**Consigna 1:**
Copia sin cambios las líneas de las entradas, comenzando por la que contiene "139, 248, 145]" y terminando con la que contiene "28, 318, 115]", ambas incluidas.

El absurdo como resistencia a la dictadura uruguaya

Claudio Paolini

Universidad de la República, Uruguay

En el imaginario colectivo actual de los uruguayos coexisten tradiciones que participaron en etapas pretéritas de nuestra identidad nacional, junto con elementos recientes y la búsqueda de nuevos paradigmas. En este sentido, no es difícil percatarse en nuestros días que muchos mitos y creencias del pasado están en crisis; que de aquel imaginario gestado y asumido –principalmente– durante las primeras décadas del siglo XX, sólo quedan algunos remanentes. Lo que había sobrevivido en la segunda mitad del pasado siglo, se fracturó en la década del setenta, con la dictadura cívico-militar (1973-1985), a través de la violación de los Derechos Humanos, el agravamiento de la situación económica, la censura de los medios de comunicación, el exilio masivo, etc.

 

Si bien las libertades democráticas y las garantías constitucionales más importantes ya habían comenzado a degradarse en los últimos años de la década del sesenta, con la dictadura se instauró un ambiente de inseguridad y represión que resultó agobiante. En ese ámbito, varios aspectos esenciales de la vida cotidiana de los uruguayos, como los espacios públicos como lugares de encuentro, el resguardo de la propiedad privada, y el derecho de las personas detenidas a defenderse y a no ser maltratadas, quedaron cercenados.

**Consigna 2:**
Responde según el fragmento sobre la dictadura uruguaya:
(a) ¿Entre qué años se extendió la dictadura cívico-militar?
(b) ¿Durante qué período se gestó principalmente el imaginario del que hoy solo quedan remanentes?
(c) ¿Cuándo habían comenzado a degradarse las libertades democráticas y las garantías constitucionales?

**Materiales proporcionados:**

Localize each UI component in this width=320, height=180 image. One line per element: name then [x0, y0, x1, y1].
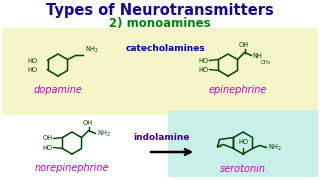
Text: HO: HO	[238, 139, 248, 145]
Text: NH: NH	[252, 53, 262, 58]
Text: HO: HO	[198, 57, 208, 64]
Text: norepinephrine: norepinephrine	[35, 163, 109, 173]
Text: NH$_2$: NH$_2$	[84, 44, 99, 55]
FancyBboxPatch shape	[2, 28, 318, 115]
Text: 2) monoamines: 2) monoamines	[109, 17, 211, 30]
Text: HO: HO	[27, 66, 37, 73]
Text: H: H	[216, 145, 221, 150]
Text: catecholamines: catecholamines	[125, 44, 205, 53]
Text: epinephrine: epinephrine	[209, 85, 267, 95]
Text: HO: HO	[198, 66, 208, 73]
Text: NH$_2$: NH$_2$	[97, 128, 111, 139]
FancyBboxPatch shape	[168, 110, 318, 177]
Text: serotonin: serotonin	[220, 164, 266, 174]
Text: indolamine: indolamine	[134, 134, 190, 143]
Text: OH: OH	[42, 136, 52, 141]
Text: Types of Neurotransmitters: Types of Neurotransmitters	[46, 3, 274, 17]
Text: CH$_3$: CH$_3$	[260, 58, 271, 67]
Text: HO: HO	[27, 57, 37, 64]
Text: OH: OH	[238, 42, 249, 48]
Text: HO: HO	[42, 145, 52, 150]
Text: dopamine: dopamine	[34, 85, 83, 95]
Text: NH$_2$: NH$_2$	[268, 142, 282, 153]
Text: OH: OH	[83, 120, 92, 125]
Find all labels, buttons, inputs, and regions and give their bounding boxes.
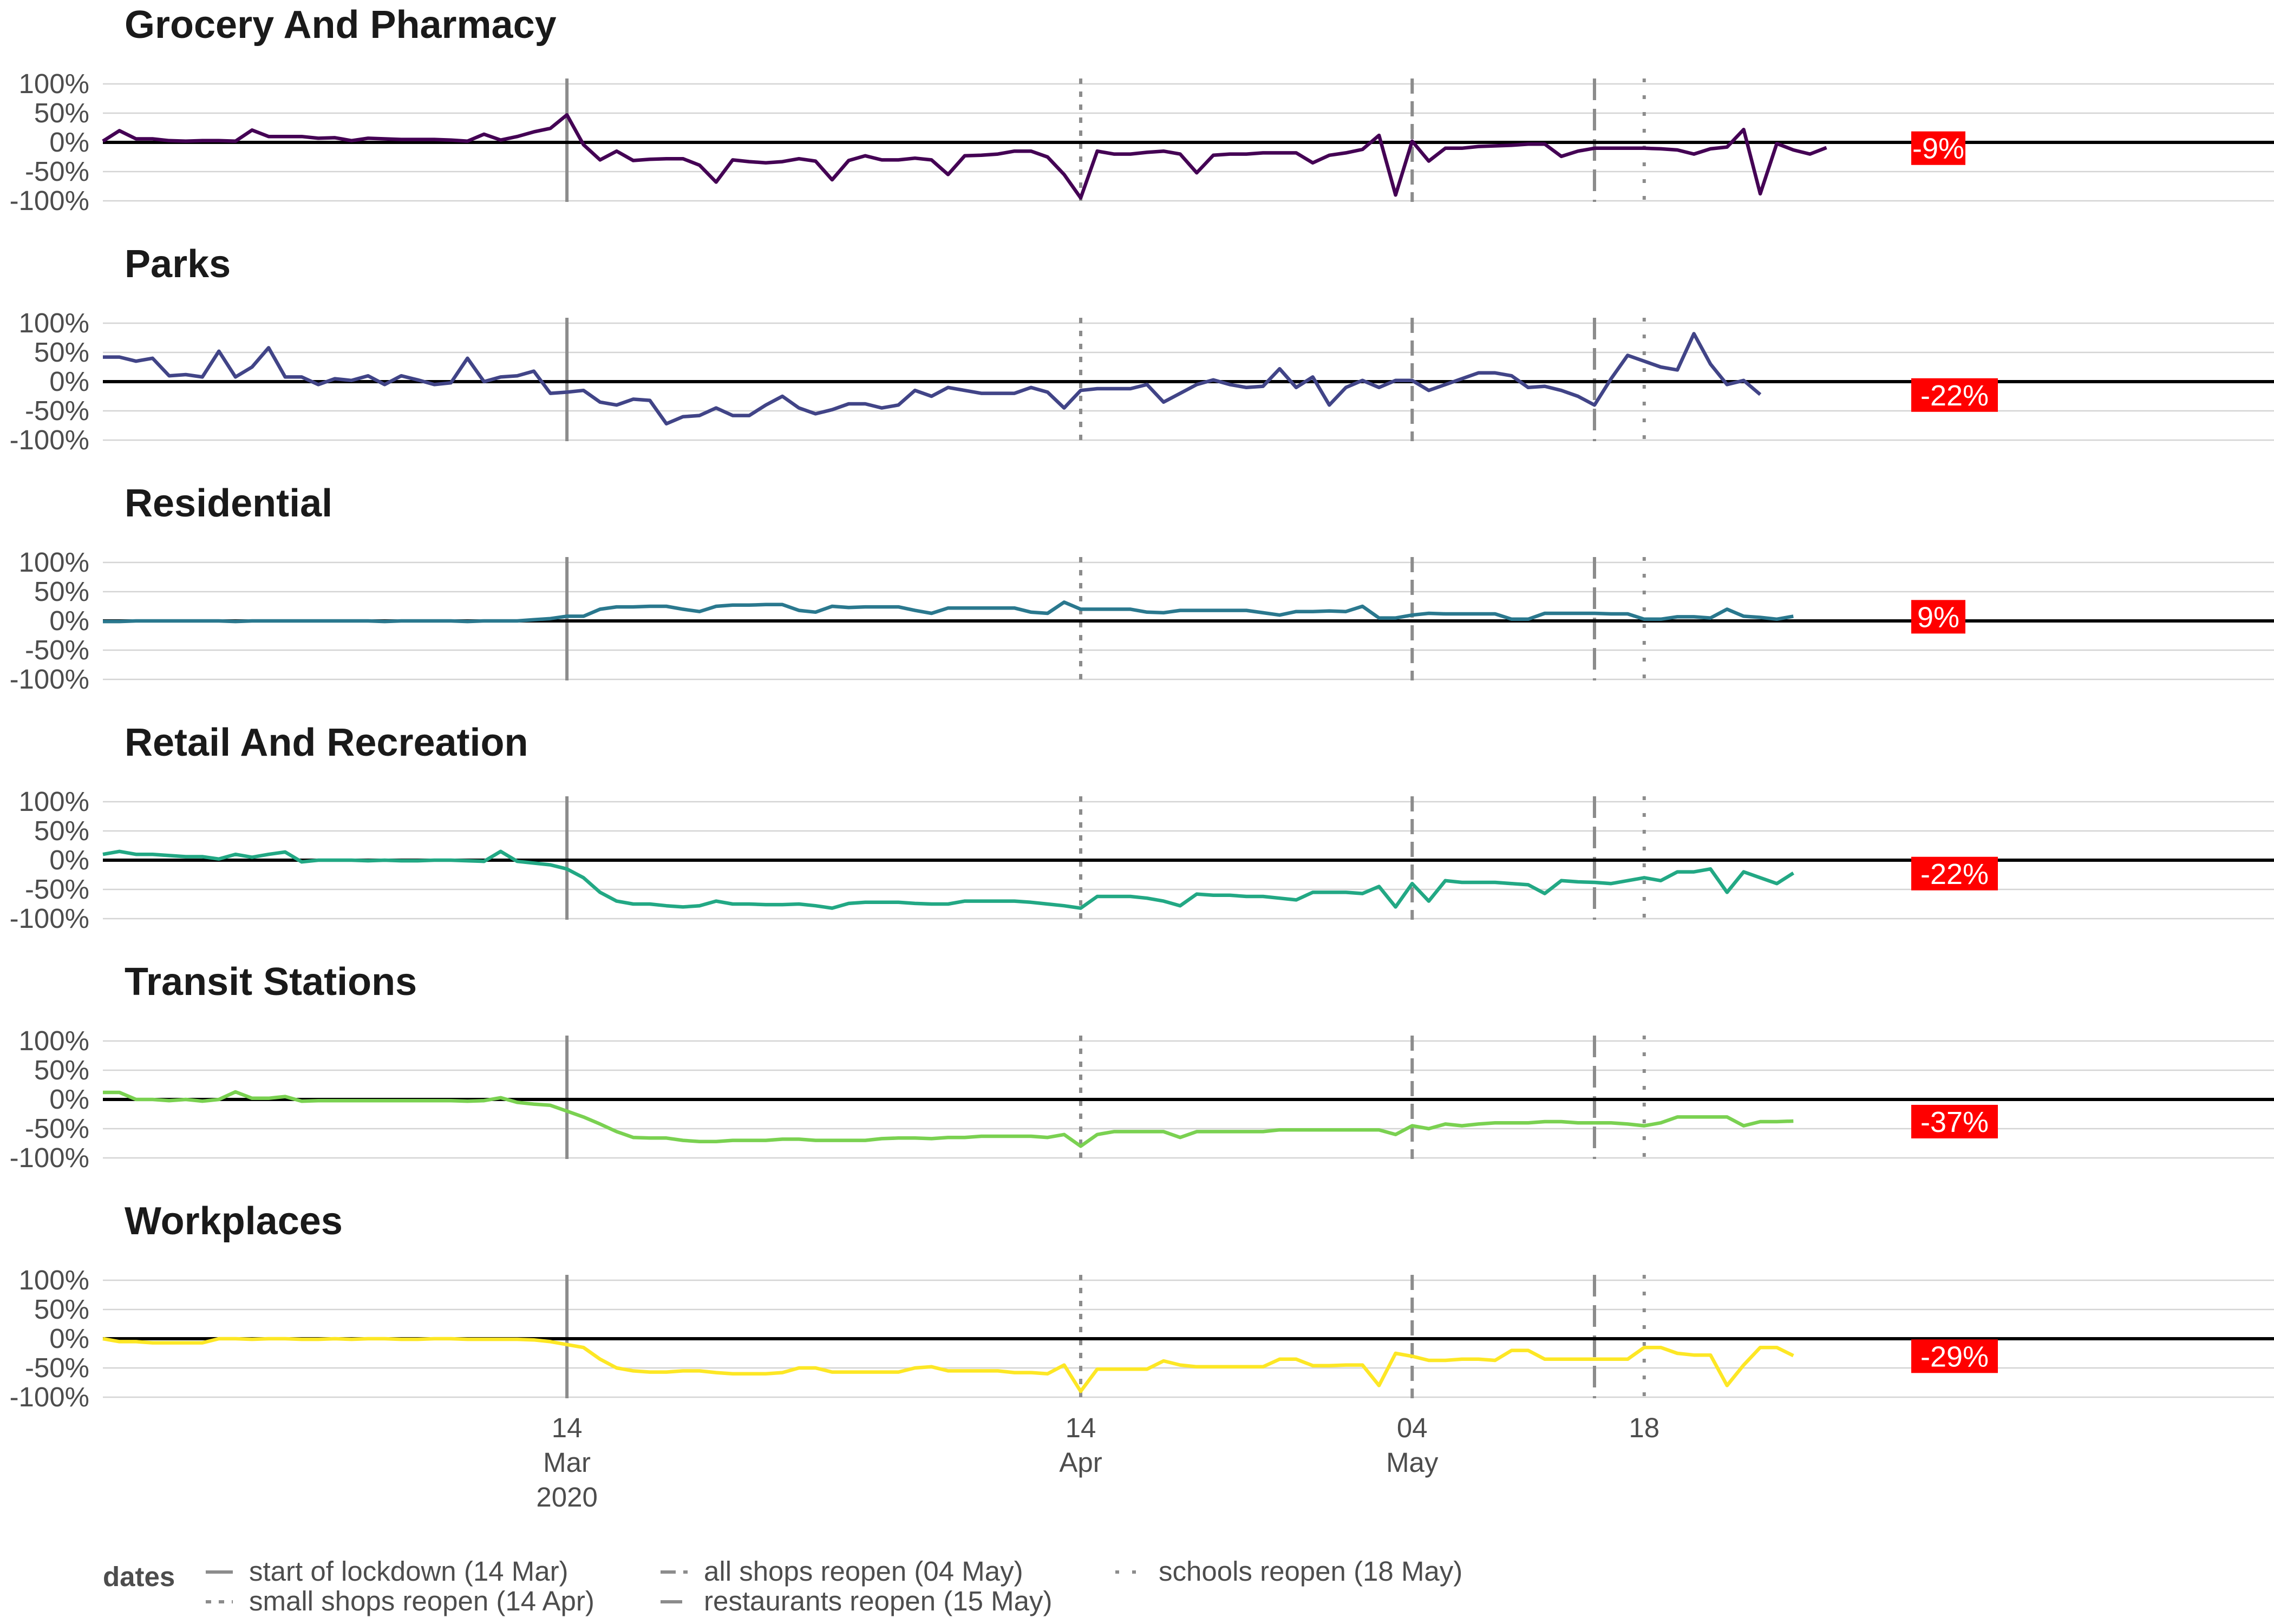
legend-label: all shops reopen (04 May) <box>704 1556 1023 1587</box>
y-tick-label: 50% <box>34 576 89 607</box>
y-tick-label: 0% <box>49 127 89 158</box>
series-line <box>102 849 1795 910</box>
last-value-label: -29% <box>1920 1340 1989 1373</box>
legend-title: dates <box>103 1561 175 1592</box>
y-tick-label: 50% <box>34 97 89 128</box>
y-tick-label: 50% <box>34 1055 89 1085</box>
legend-label: small shops reopen (14 Apr) <box>249 1586 594 1616</box>
y-tick-label: -100% <box>10 1142 89 1173</box>
y-tick-label: 100% <box>19 1025 89 1056</box>
legend-label: restaurants reopen (15 May) <box>704 1586 1052 1616</box>
legend-label: start of lockdown (14 Mar) <box>249 1556 568 1587</box>
panel-retail-and-recreation: Retail And Recreation 100%50%0%-50%-100% -… <box>10 721 2274 934</box>
x-tick-label: 04 <box>1397 1412 1428 1443</box>
series-line <box>103 600 1794 624</box>
panel-title: Workplaces <box>125 1200 343 1243</box>
y-tick-label: 0% <box>49 605 89 636</box>
panel-residential: Residential 100%50%0%-50%-100% 9% <box>10 482 2274 695</box>
y-tick-label: 100% <box>19 547 89 578</box>
y-tick-label: -50% <box>25 1113 89 1144</box>
last-value-badge <box>1911 378 1998 412</box>
y-tick-label: -100% <box>10 185 89 216</box>
series-line <box>103 332 1762 426</box>
y-tick-label: -100% <box>10 424 89 455</box>
x-tick-label: 18 <box>1629 1412 1659 1443</box>
last-value-badge <box>1911 1104 1998 1138</box>
panel-title: Grocery And Pharmacy <box>125 3 557 47</box>
x-tick-label: 14 <box>552 1412 583 1443</box>
y-tick-label: 100% <box>19 307 89 338</box>
panel-workplaces: Workplaces 100%50%0%-50%-100% -29% <box>10 1200 2274 1412</box>
x-tick-label: Apr <box>1059 1447 1102 1478</box>
x-tick-label: May <box>1386 1447 1439 1478</box>
y-tick-label: 100% <box>19 68 89 99</box>
panel-title: Parks <box>125 243 231 286</box>
panel-parks: Parks 100%50%0%-50%-100% -22% <box>10 243 2274 455</box>
series-line <box>102 1337 1794 1393</box>
y-tick-label: 0% <box>49 1084 89 1115</box>
y-tick-label: 100% <box>19 1265 89 1295</box>
legend-label: schools reopen (18 May) <box>1159 1556 1462 1587</box>
chart-panels: Grocery And Pharmacy100%50%0%-50%-100%-9… <box>10 3 2274 1412</box>
y-tick-label: 50% <box>34 337 89 368</box>
last-value-badge <box>1911 131 1965 165</box>
series-line <box>103 1090 1794 1148</box>
legend: dates start of lockdown (14 Mar)small sh… <box>103 1556 1462 1616</box>
panel-title: Transit Stations <box>125 960 417 1004</box>
y-tick-label: -50% <box>25 634 89 665</box>
last-value-label: -22% <box>1920 858 1989 890</box>
y-tick-label: 50% <box>34 815 89 846</box>
x-tick-label: Mar <box>543 1447 591 1478</box>
last-value-label: 9% <box>1917 601 1959 633</box>
y-tick-label: -50% <box>25 156 89 187</box>
last-value-badge <box>1911 600 1965 634</box>
x-axis: 14 Mar 2020 14 Apr 04 May 18 <box>536 1412 1659 1512</box>
y-tick-label: 100% <box>19 786 89 817</box>
last-value-label: -9% <box>1912 133 1964 165</box>
series-line <box>102 113 1827 200</box>
y-tick-label: -50% <box>25 874 89 905</box>
y-tick-label: -100% <box>10 664 89 695</box>
panel-title: Residential <box>125 482 332 525</box>
last-value-label: -22% <box>1920 379 1989 412</box>
last-value-label: -37% <box>1920 1106 1989 1138</box>
panel-title: Retail And Recreation <box>125 721 528 764</box>
last-value-badge <box>1911 856 1998 890</box>
y-tick-label: 0% <box>49 844 89 875</box>
x-tick-label: 2020 <box>536 1482 597 1512</box>
y-tick-label: 50% <box>34 1294 89 1325</box>
y-tick-label: -50% <box>25 1352 89 1383</box>
panel-transit-stations: Transit Stations 100%50%0%-50%-100% -37% <box>10 960 2274 1173</box>
last-value-badge <box>1911 1339 1998 1373</box>
y-tick-label: 0% <box>49 1323 89 1354</box>
y-tick-label: -100% <box>10 1381 89 1412</box>
x-tick-label: 14 <box>1066 1412 1096 1443</box>
y-tick-label: 0% <box>49 366 89 397</box>
y-tick-label: -50% <box>25 395 89 426</box>
panel-grocery-and-pharmacy: Grocery And Pharmacy 100%50%0%-50%-100% -9… <box>10 3 2274 216</box>
y-tick-label: -100% <box>10 903 89 934</box>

**Resultado 1:**
Text: HO: HO	[238, 139, 248, 145]
Text: NH: NH	[252, 53, 262, 58]
Text: HO: HO	[198, 57, 208, 64]
Text: norepinephrine: norepinephrine	[35, 163, 109, 173]
Text: NH$_2$: NH$_2$	[84, 44, 99, 55]
FancyBboxPatch shape	[2, 28, 318, 115]

**Resultado 2:**
(a) Entre 1973 y 1985.
(b) Durante las primeras décadas del siglo XX.
(c) En los últimos años de la década del sesenta.